◆ **REQUIREMENT**:
Every record should be copied exactly, except that pictures are to be omitted.

◆ **DATA TO PROCESS**:
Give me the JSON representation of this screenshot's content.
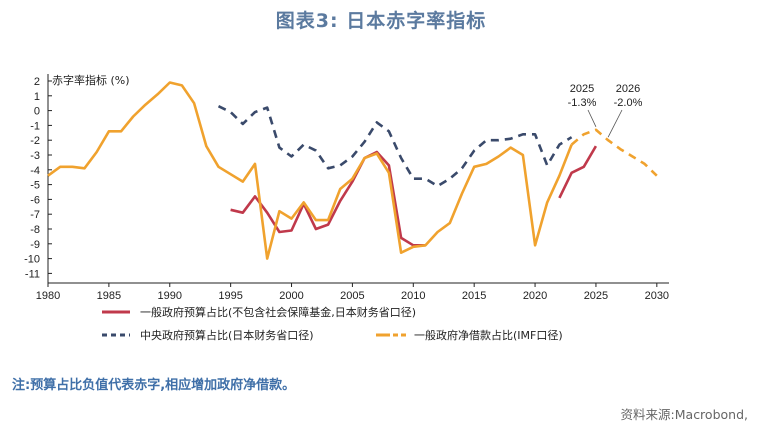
{
  "page": {
    "title": "图表3:  日本赤字率指标",
    "note": "注:预算占比负值代表赤字,相应增加政府净借款。",
    "source": "资料来源:Macrobond,"
  },
  "chart_data": {
    "type": "line",
    "ylabel": "赤字率指标 (%)",
    "xlim": [
      1980,
      2031
    ],
    "ylim": [
      -11,
      2.5
    ],
    "x_ticks": [
      1980,
      1985,
      1990,
      1995,
      2000,
      2005,
      2010,
      2015,
      2020,
      2025,
      2030
    ],
    "y_ticks": [
      2,
      1,
      0,
      -1,
      -2,
      -3,
      -4,
      -5,
      -6,
      -7,
      -8,
      -9,
      -10,
      -11
    ],
    "grid": false,
    "legend_position": "bottom",
    "series": [
      {
        "name": "一般政府预算占比(不包含社会保障基金,日本财务省口径)",
        "color": "#c0394b",
        "style": "solid",
        "points": [
          [
            1995,
            -6.7
          ],
          [
            1996,
            -6.9
          ],
          [
            1997,
            -5.8
          ],
          [
            1998,
            -6.9
          ],
          [
            1999,
            -8.2
          ],
          [
            2000,
            -8.1
          ],
          [
            2001,
            -6.3
          ],
          [
            2002,
            -8.0
          ],
          [
            2003,
            -7.7
          ],
          [
            2004,
            -6.1
          ],
          [
            2005,
            -4.8
          ],
          [
            2006,
            -3.2
          ],
          [
            2007,
            -2.8
          ],
          [
            2008,
            -3.7
          ],
          [
            2009,
            -8.6
          ],
          [
            2010,
            -9.1
          ],
          [
            2011,
            -9.1
          ]
        ]
      },
      {
        "name": "一般政府预算占比(不包含社会保障基金,日本财务省口径)",
        "color": "#c0394b",
        "style": "solid",
        "points": [
          [
            2022,
            -5.9
          ],
          [
            2023,
            -4.2
          ],
          [
            2024,
            -3.8
          ],
          [
            2025,
            -2.4
          ]
        ]
      },
      {
        "name": "中央政府预算占比(日本财务省口径)",
        "color": "#3a4a6b",
        "style": "dashed",
        "points": [
          [
            1994,
            0.3
          ],
          [
            1995,
            -0.1
          ],
          [
            1996,
            -0.9
          ],
          [
            1997,
            -0.1
          ],
          [
            1998,
            0.2
          ],
          [
            1999,
            -2.5
          ],
          [
            2000,
            -3.1
          ],
          [
            2001,
            -2.3
          ],
          [
            2002,
            -2.7
          ],
          [
            2003,
            -3.9
          ],
          [
            2004,
            -3.7
          ],
          [
            2005,
            -3.1
          ],
          [
            2006,
            -2.1
          ],
          [
            2007,
            -0.8
          ],
          [
            2008,
            -1.4
          ],
          [
            2009,
            -3.2
          ],
          [
            2010,
            -4.6
          ],
          [
            2011,
            -4.6
          ],
          [
            2012,
            -5.1
          ],
          [
            2013,
            -4.6
          ],
          [
            2014,
            -3.9
          ],
          [
            2015,
            -2.7
          ],
          [
            2016,
            -2.0
          ],
          [
            2017,
            -2.0
          ],
          [
            2018,
            -1.9
          ],
          [
            2019,
            -1.6
          ],
          [
            2020,
            -1.6
          ],
          [
            2021,
            -3.7
          ],
          [
            2022,
            -2.3
          ],
          [
            2023,
            -1.8
          ]
        ]
      },
      {
        "name": "一般政府净借款占比(IMF口径)",
        "color": "#f0a22e",
        "style": "solid",
        "points": [
          [
            1980,
            -4.4
          ],
          [
            1981,
            -3.8
          ],
          [
            1982,
            -3.8
          ],
          [
            1983,
            -3.9
          ],
          [
            1984,
            -2.8
          ],
          [
            1985,
            -1.4
          ],
          [
            1986,
            -1.4
          ],
          [
            1987,
            -0.4
          ],
          [
            1988,
            0.4
          ],
          [
            1989,
            1.1
          ],
          [
            1990,
            1.9
          ],
          [
            1991,
            1.7
          ],
          [
            1992,
            0.5
          ],
          [
            1993,
            -2.4
          ],
          [
            1994,
            -3.8
          ],
          [
            1995,
            -4.3
          ],
          [
            1996,
            -4.8
          ],
          [
            1997,
            -3.6
          ],
          [
            1998,
            -10.0
          ],
          [
            1999,
            -6.8
          ],
          [
            2000,
            -7.3
          ],
          [
            2001,
            -6.2
          ],
          [
            2002,
            -7.4
          ],
          [
            2003,
            -7.4
          ],
          [
            2004,
            -5.3
          ],
          [
            2005,
            -4.6
          ],
          [
            2006,
            -3.2
          ],
          [
            2007,
            -2.9
          ],
          [
            2008,
            -4.2
          ],
          [
            2009,
            -9.6
          ],
          [
            2010,
            -9.2
          ],
          [
            2011,
            -9.1
          ],
          [
            2012,
            -8.2
          ],
          [
            2013,
            -7.6
          ],
          [
            2014,
            -5.6
          ],
          [
            2015,
            -3.8
          ],
          [
            2016,
            -3.6
          ],
          [
            2017,
            -3.1
          ],
          [
            2018,
            -2.5
          ],
          [
            2019,
            -3.0
          ],
          [
            2020,
            -9.1
          ],
          [
            2021,
            -6.2
          ],
          [
            2022,
            -4.4
          ],
          [
            2023,
            -2.3
          ]
        ]
      },
      {
        "name": "一般政府净借款占比(IMF口径)",
        "color": "#f0a22e",
        "style": "dashed",
        "points": [
          [
            2023,
            -2.3
          ],
          [
            2024,
            -1.6
          ],
          [
            2025,
            -1.3
          ],
          [
            2026,
            -2.0
          ],
          [
            2027,
            -2.6
          ],
          [
            2028,
            -3.1
          ],
          [
            2029,
            -3.6
          ],
          [
            2030,
            -4.4
          ]
        ]
      }
    ],
    "annotations": [
      {
        "x": 2025,
        "y": -1.3,
        "label_year": "2025",
        "label_value": "-1.3%"
      },
      {
        "x": 2026,
        "y": -2.0,
        "label_year": "2026",
        "label_value": "-2.0%"
      }
    ],
    "legend": [
      {
        "label": "一般政府预算占比(不包含社会保障基金,日本财务省口径)",
        "color": "#c0394b",
        "style": "solid"
      },
      {
        "label": "中央政府预算占比(日本财务省口径)",
        "color": "#3a4a6b",
        "style": "dashed"
      },
      {
        "label": "一般政府净借款占比(IMF口径)",
        "color": "#f0a22e",
        "style": "mixed"
      }
    ]
  }
}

◆ **EXERCISE ANSWER**:
Give me the JSON representation of this screenshot's content.
{
  "page": {
    "title": "图表3:  日本赤字率指标",
    "note": "注:预算占比负值代表赤字,相应增加政府净借款。",
    "source": "资料来源:Macrobond,"
  },
  "chart_data": {
    "type": "line",
    "ylabel": "赤字率指标 (%)",
    "xlim": [
      1980,
      2031
    ],
    "ylim": [
      -11,
      2.5
    ],
    "x_ticks": [
      1980,
      1985,
      1990,
      1995,
      2000,
      2005,
      2010,
      2015,
      2020,
      2025,
      2030
    ],
    "y_ticks": [
      2,
      1,
      0,
      -1,
      -2,
      -3,
      -4,
      -5,
      -6,
      -7,
      -8,
      -9,
      -10,
      -11
    ],
    "grid": false,
    "legend_position": "bottom",
    "series": [
      {
        "name": "一般政府预算占比(不包含社会保障基金,日本财务省口径)",
        "color": "#c0394b",
        "style": "solid",
        "points": [
          [
            1995,
            -6.7
          ],
          [
            1996,
            -6.9
          ],
          [
            1997,
            -5.8
          ],
          [
            1998,
            -6.9
          ],
          [
            1999,
            -8.2
          ],
          [
            2000,
            -8.1
          ],
          [
            2001,
            -6.3
          ],
          [
            2002,
            -8.0
          ],
          [
            2003,
            -7.7
          ],
          [
            2004,
            -6.1
          ],
          [
            2005,
            -4.8
          ],
          [
            2006,
            -3.2
          ],
          [
            2007,
            -2.8
          ],
          [
            2008,
            -3.7
          ],
          [
            2009,
            -8.6
          ],
          [
            2010,
            -9.1
          ],
          [
            2011,
            -9.1
          ]
        ]
      },
      {
        "name": "一般政府预算占比(不包含社会保障基金,日本财务省口径)",
        "color": "#c0394b",
        "style": "solid",
        "points": [
          [
            2022,
            -5.9
          ],
          [
            2023,
            -4.2
          ],
          [
            2024,
            -3.8
          ],
          [
            2025,
            -2.4
          ]
        ]
      },
      {
        "name": "中央政府预算占比(日本财务省口径)",
        "color": "#3a4a6b",
        "style": "dashed",
        "points": [
          [
            1994,
            0.3
          ],
          [
            1995,
            -0.1
          ],
          [
            1996,
            -0.9
          ],
          [
            1997,
            -0.1
          ],
          [
            1998,
            0.2
          ],
          [
            1999,
            -2.5
          ],
          [
            2000,
            -3.1
          ],
          [
            2001,
            -2.3
          ],
          [
            2002,
            -2.7
          ],
          [
            2003,
            -3.9
          ],
          [
            2004,
            -3.7
          ],
          [
            2005,
            -3.1
          ],
          [
            2006,
            -2.1
          ],
          [
            2007,
            -0.8
          ],
          [
            2008,
            -1.4
          ],
          [
            2009,
            -3.2
          ],
          [
            2010,
            -4.6
          ],
          [
            2011,
            -4.6
          ],
          [
            2012,
            -5.1
          ],
          [
            2013,
            -4.6
          ],
          [
            2014,
            -3.9
          ],
          [
            2015,
            -2.7
          ],
          [
            2016,
            -2.0
          ],
          [
            2017,
            -2.0
          ],
          [
            2018,
            -1.9
          ],
          [
            2019,
            -1.6
          ],
          [
            2020,
            -1.6
          ],
          [
            2021,
            -3.7
          ],
          [
            2022,
            -2.3
          ],
          [
            2023,
            -1.8
          ]
        ]
      },
      {
        "name": "一般政府净借款占比(IMF口径)",
        "color": "#f0a22e",
        "style": "solid",
        "points": [
          [
            1980,
            -4.4
          ],
          [
            1981,
            -3.8
          ],
          [
            1982,
            -3.8
          ],
          [
            1983,
            -3.9
          ],
          [
            1984,
            -2.8
          ],
          [
            1985,
            -1.4
          ],
          [
            1986,
            -1.4
          ],
          [
            1987,
            -0.4
          ],
          [
            1988,
            0.4
          ],
          [
            1989,
            1.1
          ],
          [
            1990,
            1.9
          ],
          [
            1991,
            1.7
          ],
          [
            1992,
            0.5
          ],
          [
            1993,
            -2.4
          ],
          [
            1994,
            -3.8
          ],
          [
            1995,
            -4.3
          ],
          [
            1996,
            -4.8
          ],
          [
            1997,
            -3.6
          ],
          [
            1998,
            -10.0
          ],
          [
            1999,
            -6.8
          ],
          [
            2000,
            -7.3
          ],
          [
            2001,
            -6.2
          ],
          [
            2002,
            -7.4
          ],
          [
            2003,
            -7.4
          ],
          [
            2004,
            -5.3
          ],
          [
            2005,
            -4.6
          ],
          [
            2006,
            -3.2
          ],
          [
            2007,
            -2.9
          ],
          [
            2008,
            -4.2
          ],
          [
            2009,
            -9.6
          ],
          [
            2010,
            -9.2
          ],
          [
            2011,
            -9.1
          ],
          [
            2012,
            -8.2
          ],
          [
            2013,
            -7.6
          ],
          [
            2014,
            -5.6
          ],
          [
            2015,
            -3.8
          ],
          [
            2016,
            -3.6
          ],
          [
            2017,
            -3.1
          ],
          [
            2018,
            -2.5
          ],
          [
            2019,
            -3.0
          ],
          [
            2020,
            -9.1
          ],
          [
            2021,
            -6.2
          ],
          [
            2022,
            -4.4
          ],
          [
            2023,
            -2.3
          ]
        ]
      },
      {
        "name": "一般政府净借款占比(IMF口径)",
        "color": "#f0a22e",
        "style": "dashed",
        "points": [
          [
            2023,
            -2.3
          ],
          [
            2024,
            -1.6
          ],
          [
            2025,
            -1.3
          ],
          [
            2026,
            -2.0
          ],
          [
            2027,
            -2.6
          ],
          [
            2028,
            -3.1
          ],
          [
            2029,
            -3.6
          ],
          [
            2030,
            -4.4
          ]
        ]
      }
    ],
    "annotations": [
      {
        "x": 2025,
        "y": -1.3,
        "label_year": "2025",
        "label_value": "-1.3%"
      },
      {
        "x": 2026,
        "y": -2.0,
        "label_year": "2026",
        "label_value": "-2.0%"
      }
    ],
    "legend": [
      {
        "label": "一般政府预算占比(不包含社会保障基金,日本财务省口径)",
        "color": "#c0394b",
        "style": "solid"
      },
      {
        "label": "中央政府预算占比(日本财务省口径)",
        "color": "#3a4a6b",
        "style": "dashed"
      },
      {
        "label": "一般政府净借款占比(IMF口径)",
        "color": "#f0a22e",
        "style": "mixed"
      }
    ]
  }
}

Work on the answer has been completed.